**Request**: Below are some records. Pull every line that contains the word "checked".

**Records supplied**:

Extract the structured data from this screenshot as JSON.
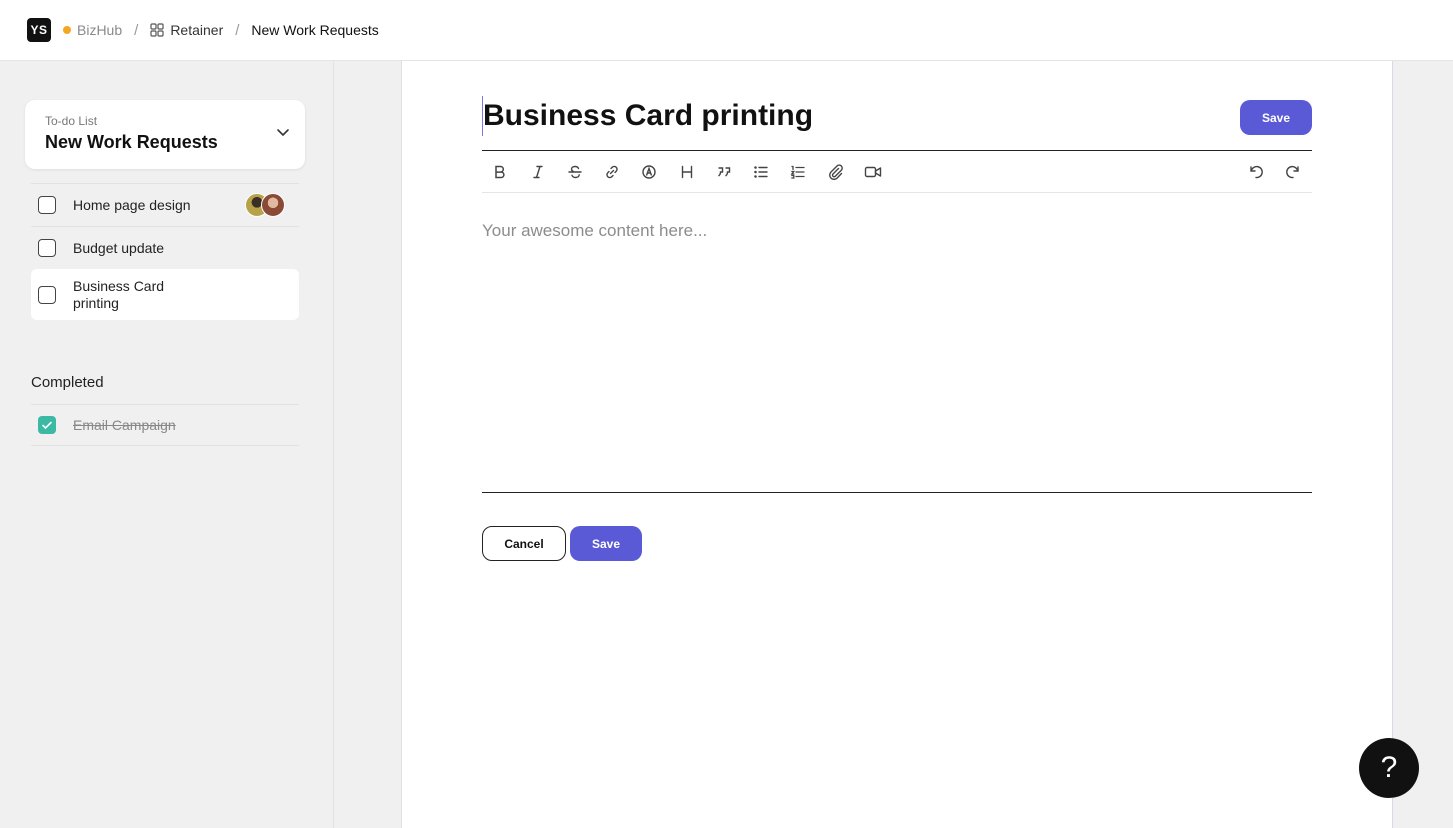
{
  "header": {
    "logo_text": "YS",
    "breadcrumbs": [
      {
        "label": "BizHub",
        "dot_color": "#f5a623"
      },
      {
        "label": "Retainer"
      },
      {
        "label": "New Work Requests"
      }
    ]
  },
  "sidebar": {
    "list_selector": {
      "label": "To-do List",
      "value": "New Work Requests"
    },
    "tasks": [
      {
        "label": "Home page design",
        "checked": false,
        "has_assignees": true
      },
      {
        "label": "Budget update",
        "checked": false
      },
      {
        "label": "Business Card printing",
        "checked": false,
        "active": true
      }
    ],
    "completed_title": "Completed",
    "completed": [
      {
        "label": "Email Campaign",
        "checked": true
      }
    ]
  },
  "editor": {
    "title": "Business Card printing",
    "save_label": "Save",
    "placeholder": "Your awesome content here...",
    "toolbar": [
      "bold-icon",
      "italic-icon",
      "strikethrough-icon",
      "link-icon",
      "mention-icon",
      "heading-icon",
      "quote-icon",
      "bullet-list-icon",
      "numbered-list-icon",
      "attachment-icon",
      "video-icon",
      "undo-icon",
      "redo-icon"
    ],
    "cancel_label": "Cancel",
    "submit_label": "Save"
  },
  "help": {
    "label": "?"
  },
  "colors": {
    "accent": "#5a5ad6",
    "check": "#3bb9a4",
    "dot": "#f5a623"
  }
}
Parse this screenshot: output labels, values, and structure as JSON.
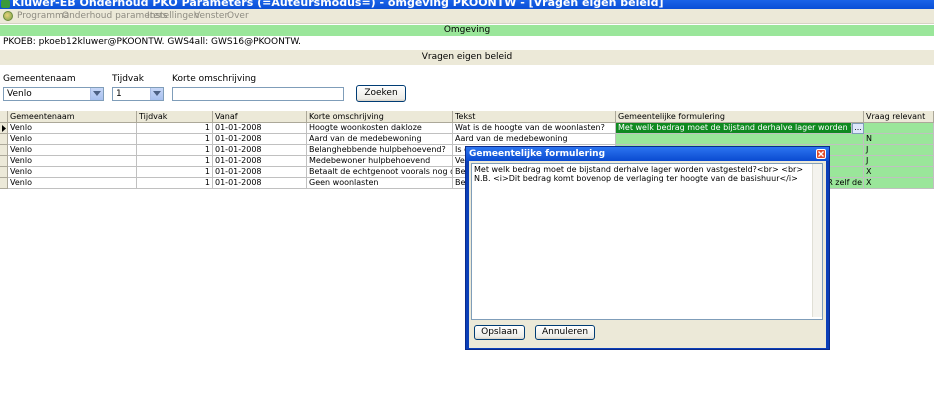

**Output of the task**:
        "checked": false,
        "checked": false
        "checked": false,
        "checked": true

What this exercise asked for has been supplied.